:: Supplied material ::
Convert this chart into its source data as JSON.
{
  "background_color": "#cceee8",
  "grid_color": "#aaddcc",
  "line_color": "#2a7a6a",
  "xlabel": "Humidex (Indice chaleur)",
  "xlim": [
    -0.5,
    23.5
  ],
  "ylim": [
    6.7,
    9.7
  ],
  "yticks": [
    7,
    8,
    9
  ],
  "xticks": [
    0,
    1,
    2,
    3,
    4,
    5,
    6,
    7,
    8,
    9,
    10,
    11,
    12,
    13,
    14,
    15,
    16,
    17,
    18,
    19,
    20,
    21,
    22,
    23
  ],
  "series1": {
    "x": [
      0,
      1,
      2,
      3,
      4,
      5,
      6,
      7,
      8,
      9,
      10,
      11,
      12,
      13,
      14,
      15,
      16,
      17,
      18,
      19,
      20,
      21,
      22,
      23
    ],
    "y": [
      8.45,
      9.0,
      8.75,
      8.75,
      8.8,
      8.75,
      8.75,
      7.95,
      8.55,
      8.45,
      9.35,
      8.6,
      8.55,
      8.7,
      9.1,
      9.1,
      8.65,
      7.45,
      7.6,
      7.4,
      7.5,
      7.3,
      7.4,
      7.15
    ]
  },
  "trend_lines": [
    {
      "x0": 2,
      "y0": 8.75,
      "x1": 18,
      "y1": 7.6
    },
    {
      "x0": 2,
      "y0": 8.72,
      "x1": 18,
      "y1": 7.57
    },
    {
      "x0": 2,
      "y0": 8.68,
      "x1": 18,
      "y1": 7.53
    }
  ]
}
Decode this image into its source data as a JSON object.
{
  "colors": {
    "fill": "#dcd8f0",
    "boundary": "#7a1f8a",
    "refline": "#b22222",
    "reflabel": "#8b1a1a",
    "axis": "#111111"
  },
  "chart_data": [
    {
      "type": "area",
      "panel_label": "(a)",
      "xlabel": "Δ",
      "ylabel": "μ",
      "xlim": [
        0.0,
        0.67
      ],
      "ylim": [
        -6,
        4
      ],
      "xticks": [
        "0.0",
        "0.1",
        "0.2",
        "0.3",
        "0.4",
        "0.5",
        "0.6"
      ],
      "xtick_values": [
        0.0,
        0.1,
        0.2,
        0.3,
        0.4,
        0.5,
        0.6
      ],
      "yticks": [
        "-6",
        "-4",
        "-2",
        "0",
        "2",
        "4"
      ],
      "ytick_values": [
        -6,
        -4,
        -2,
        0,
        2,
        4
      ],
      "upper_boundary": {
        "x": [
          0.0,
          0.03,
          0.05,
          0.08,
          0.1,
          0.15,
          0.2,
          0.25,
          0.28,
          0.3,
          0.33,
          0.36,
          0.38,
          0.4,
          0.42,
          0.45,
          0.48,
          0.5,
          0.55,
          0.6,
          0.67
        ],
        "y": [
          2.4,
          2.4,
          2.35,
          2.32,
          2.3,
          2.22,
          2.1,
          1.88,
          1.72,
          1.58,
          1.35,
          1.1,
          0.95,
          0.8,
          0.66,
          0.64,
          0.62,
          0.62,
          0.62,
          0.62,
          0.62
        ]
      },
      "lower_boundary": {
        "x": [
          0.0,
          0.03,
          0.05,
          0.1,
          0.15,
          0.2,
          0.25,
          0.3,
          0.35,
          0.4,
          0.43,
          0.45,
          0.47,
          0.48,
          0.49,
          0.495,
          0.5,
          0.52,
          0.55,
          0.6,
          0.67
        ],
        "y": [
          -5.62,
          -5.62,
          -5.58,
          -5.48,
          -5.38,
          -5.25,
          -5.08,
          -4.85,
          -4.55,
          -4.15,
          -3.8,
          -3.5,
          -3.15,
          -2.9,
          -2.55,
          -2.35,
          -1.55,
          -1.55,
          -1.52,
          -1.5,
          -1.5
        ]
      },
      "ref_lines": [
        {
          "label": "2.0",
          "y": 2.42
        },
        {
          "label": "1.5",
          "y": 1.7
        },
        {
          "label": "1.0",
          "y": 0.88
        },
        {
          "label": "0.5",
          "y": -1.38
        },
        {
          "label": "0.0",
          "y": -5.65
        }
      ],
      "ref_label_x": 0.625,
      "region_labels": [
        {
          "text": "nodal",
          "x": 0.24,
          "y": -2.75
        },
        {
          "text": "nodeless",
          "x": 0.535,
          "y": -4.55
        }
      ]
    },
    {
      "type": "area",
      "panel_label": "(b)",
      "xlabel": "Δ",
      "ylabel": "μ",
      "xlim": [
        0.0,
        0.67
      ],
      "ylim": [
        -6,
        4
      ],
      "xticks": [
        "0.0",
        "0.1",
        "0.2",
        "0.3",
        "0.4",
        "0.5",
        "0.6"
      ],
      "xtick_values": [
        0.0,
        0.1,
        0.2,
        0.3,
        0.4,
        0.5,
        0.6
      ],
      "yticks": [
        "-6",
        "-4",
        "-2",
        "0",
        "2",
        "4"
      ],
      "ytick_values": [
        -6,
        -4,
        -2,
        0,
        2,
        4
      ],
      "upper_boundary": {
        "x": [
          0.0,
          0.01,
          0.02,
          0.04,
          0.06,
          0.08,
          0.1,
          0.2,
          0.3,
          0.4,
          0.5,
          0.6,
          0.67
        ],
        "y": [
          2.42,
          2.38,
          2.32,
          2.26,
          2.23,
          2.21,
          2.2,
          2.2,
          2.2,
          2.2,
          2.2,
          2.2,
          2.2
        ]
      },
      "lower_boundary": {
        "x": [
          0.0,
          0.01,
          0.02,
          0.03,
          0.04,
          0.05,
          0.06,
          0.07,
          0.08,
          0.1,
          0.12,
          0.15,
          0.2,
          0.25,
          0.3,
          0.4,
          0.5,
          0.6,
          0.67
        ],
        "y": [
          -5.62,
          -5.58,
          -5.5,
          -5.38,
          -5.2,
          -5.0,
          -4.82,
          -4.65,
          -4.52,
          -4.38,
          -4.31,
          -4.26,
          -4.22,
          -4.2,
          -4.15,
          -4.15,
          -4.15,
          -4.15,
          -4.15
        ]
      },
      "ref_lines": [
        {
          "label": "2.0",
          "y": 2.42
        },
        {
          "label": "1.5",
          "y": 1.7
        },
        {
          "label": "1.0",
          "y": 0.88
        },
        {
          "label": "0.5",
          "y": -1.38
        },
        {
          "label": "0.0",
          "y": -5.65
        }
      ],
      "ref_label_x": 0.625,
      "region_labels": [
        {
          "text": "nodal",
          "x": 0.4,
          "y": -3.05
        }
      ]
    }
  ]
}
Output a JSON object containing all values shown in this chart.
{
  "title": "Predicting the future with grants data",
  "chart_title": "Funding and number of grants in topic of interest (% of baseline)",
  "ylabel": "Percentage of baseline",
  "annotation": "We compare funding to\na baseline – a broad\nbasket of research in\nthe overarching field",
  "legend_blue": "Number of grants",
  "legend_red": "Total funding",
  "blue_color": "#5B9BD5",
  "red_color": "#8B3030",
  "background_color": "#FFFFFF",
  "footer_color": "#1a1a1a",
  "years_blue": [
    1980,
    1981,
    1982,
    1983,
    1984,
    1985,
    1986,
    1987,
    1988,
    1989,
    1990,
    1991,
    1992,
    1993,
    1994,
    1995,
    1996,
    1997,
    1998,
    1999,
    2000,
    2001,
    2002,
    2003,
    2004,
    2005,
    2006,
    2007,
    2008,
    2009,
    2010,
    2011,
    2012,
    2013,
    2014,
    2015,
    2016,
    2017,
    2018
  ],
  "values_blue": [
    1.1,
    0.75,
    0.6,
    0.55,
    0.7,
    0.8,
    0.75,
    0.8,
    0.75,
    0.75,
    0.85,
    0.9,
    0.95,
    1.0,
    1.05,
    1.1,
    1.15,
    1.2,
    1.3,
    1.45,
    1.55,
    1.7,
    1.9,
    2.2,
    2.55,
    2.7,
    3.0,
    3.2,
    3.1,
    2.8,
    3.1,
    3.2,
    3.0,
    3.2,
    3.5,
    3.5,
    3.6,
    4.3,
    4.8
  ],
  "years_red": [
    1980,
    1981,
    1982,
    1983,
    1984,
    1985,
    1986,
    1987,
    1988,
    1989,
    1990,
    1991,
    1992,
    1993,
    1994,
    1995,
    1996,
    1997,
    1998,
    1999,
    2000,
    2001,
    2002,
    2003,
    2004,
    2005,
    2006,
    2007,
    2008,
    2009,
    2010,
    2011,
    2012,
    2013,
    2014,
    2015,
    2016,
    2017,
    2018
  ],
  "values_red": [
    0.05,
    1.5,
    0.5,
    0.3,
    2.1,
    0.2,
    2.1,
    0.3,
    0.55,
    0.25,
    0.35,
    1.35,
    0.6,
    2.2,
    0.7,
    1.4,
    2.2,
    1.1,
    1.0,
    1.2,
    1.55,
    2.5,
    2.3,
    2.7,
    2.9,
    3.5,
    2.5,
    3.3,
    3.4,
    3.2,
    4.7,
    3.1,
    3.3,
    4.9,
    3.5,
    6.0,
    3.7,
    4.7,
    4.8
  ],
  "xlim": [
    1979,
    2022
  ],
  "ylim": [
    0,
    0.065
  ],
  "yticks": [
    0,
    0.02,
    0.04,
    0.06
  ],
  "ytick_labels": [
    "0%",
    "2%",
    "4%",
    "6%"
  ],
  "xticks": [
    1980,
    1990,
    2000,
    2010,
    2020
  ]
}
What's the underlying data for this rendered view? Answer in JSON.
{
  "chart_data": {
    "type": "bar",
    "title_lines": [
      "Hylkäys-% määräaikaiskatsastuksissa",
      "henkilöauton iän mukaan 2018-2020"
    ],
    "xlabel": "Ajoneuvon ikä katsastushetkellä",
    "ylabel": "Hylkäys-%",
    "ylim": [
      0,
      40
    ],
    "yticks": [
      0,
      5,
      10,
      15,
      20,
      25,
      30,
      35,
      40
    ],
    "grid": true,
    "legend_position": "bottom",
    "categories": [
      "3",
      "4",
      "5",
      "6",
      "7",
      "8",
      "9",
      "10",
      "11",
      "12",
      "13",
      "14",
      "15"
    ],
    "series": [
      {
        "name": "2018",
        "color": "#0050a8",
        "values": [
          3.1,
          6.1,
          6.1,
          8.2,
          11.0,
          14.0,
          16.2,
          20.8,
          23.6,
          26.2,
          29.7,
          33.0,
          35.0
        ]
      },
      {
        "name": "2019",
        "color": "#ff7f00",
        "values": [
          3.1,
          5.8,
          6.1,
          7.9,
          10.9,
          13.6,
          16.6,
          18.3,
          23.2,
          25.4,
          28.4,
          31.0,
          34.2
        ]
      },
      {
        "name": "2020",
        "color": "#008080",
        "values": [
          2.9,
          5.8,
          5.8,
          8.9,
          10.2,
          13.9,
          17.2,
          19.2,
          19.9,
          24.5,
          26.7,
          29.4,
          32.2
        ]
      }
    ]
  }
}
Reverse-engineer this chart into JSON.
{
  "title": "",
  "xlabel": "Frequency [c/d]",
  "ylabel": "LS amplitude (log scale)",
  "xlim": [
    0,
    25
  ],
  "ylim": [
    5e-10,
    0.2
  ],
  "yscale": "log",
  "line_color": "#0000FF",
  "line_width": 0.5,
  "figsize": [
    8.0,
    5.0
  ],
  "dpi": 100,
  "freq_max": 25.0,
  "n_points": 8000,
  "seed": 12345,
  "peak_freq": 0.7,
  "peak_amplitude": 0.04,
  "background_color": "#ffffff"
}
:::
## Written problem
Make a list of all lines in the data that contain "into".

## Solution below
Convert this chart into its source data as JSON.
Decode this image into its source data as a JSON object.
Reverse-engineer this chart into JSON.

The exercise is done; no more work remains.